┌────────

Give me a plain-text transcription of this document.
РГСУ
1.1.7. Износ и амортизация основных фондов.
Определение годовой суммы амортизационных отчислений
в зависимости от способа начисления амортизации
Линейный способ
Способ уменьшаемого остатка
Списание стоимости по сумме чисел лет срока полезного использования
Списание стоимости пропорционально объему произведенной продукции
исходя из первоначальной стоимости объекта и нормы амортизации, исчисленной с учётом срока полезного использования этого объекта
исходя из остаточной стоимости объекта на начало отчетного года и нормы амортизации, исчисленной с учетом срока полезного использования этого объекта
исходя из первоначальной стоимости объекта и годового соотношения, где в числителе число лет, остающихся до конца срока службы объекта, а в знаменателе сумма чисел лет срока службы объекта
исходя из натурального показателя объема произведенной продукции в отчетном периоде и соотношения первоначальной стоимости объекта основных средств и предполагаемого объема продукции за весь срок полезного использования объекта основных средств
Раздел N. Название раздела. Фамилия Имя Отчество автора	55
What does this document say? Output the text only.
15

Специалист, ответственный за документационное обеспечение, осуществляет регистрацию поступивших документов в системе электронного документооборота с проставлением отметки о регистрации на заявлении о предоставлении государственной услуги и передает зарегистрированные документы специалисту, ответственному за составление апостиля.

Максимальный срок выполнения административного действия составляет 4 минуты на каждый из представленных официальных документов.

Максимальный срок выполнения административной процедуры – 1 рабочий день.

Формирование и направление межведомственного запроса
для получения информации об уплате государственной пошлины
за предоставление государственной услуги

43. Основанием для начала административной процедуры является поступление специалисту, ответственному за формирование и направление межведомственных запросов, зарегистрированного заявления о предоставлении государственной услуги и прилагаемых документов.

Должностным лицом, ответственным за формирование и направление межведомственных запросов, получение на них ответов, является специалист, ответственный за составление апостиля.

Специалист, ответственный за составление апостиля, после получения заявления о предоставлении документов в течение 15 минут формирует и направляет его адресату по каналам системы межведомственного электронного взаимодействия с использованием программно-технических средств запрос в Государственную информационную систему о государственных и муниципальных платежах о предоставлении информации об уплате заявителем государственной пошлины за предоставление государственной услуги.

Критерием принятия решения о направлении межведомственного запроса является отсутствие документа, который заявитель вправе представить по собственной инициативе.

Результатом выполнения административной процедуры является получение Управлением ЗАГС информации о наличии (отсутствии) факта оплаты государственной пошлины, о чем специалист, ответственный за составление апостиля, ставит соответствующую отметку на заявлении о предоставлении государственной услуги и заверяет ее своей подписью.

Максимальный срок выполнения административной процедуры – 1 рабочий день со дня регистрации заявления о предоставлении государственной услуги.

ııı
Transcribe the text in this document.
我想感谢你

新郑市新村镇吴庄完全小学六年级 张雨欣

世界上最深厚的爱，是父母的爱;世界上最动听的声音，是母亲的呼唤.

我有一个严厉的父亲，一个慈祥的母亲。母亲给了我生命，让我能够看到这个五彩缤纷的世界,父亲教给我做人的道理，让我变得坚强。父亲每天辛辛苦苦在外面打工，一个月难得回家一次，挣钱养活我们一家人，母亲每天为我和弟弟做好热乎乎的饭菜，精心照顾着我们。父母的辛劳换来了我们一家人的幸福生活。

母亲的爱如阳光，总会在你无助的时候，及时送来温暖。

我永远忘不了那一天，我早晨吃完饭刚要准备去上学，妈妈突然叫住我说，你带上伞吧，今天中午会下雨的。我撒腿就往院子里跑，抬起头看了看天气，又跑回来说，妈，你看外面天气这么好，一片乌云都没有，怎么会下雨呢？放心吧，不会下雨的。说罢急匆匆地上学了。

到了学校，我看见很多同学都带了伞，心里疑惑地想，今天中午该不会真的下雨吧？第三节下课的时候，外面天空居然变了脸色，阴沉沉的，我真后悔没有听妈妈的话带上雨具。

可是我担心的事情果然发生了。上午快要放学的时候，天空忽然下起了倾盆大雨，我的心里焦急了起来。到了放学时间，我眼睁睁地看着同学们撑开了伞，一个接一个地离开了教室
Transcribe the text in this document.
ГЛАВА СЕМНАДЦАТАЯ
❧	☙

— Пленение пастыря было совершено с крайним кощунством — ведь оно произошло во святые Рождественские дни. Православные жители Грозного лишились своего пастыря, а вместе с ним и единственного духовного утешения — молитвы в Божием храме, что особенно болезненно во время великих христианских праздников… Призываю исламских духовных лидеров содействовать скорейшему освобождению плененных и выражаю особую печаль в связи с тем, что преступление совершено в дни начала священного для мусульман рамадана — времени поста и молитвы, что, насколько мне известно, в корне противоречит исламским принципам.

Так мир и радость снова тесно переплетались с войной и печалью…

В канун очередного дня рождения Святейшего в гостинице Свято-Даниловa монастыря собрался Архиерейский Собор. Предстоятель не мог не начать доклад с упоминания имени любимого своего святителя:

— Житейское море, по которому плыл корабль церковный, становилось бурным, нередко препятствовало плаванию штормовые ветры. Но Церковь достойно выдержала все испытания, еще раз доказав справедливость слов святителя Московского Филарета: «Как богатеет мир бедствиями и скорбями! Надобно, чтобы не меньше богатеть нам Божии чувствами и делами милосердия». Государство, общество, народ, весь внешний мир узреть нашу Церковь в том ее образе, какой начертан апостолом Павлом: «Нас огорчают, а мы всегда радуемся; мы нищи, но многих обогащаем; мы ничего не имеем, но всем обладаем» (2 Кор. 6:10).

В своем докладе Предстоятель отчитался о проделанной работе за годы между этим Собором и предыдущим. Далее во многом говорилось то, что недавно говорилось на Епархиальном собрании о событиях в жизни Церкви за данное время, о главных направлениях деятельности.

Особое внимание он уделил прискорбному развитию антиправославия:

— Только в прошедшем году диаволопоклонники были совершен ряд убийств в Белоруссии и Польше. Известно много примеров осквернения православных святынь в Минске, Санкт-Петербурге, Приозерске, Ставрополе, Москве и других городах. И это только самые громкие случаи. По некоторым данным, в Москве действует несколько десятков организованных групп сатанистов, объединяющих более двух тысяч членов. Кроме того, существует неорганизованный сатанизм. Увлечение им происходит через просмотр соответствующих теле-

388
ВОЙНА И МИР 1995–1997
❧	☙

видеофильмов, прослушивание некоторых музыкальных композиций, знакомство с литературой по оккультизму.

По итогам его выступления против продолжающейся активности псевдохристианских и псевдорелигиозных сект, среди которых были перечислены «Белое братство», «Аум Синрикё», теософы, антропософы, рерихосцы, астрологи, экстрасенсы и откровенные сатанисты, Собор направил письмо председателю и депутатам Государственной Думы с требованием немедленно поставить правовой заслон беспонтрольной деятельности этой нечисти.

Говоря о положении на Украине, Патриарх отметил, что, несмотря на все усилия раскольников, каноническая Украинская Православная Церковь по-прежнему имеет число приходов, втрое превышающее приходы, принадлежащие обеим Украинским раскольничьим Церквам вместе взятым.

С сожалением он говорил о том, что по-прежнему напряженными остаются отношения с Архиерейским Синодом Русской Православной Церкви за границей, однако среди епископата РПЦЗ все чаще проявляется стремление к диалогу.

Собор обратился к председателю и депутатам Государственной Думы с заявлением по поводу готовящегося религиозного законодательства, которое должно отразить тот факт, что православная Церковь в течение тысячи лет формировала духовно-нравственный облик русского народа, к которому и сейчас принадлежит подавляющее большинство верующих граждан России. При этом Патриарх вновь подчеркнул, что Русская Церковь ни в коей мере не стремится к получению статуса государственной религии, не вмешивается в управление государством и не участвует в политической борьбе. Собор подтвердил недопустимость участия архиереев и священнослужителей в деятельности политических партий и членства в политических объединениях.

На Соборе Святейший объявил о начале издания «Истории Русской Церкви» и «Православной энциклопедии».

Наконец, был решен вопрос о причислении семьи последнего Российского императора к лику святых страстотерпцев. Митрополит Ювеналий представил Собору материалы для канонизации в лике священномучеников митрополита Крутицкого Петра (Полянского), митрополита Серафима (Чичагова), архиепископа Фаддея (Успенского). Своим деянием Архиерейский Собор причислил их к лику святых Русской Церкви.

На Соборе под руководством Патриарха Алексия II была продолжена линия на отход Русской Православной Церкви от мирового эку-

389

└────────

Work instructions: Look through the entries above and list every line containing "Соборе".

Reply to the task:
На Соборе Святейший объявил о начале издания «Истории Русской Церкви» и «Православной энциклопедии».
На Соборе под руководством Патриарха Алексия II была продолжена линия на отход Русской Православной Церкви от мирового эку-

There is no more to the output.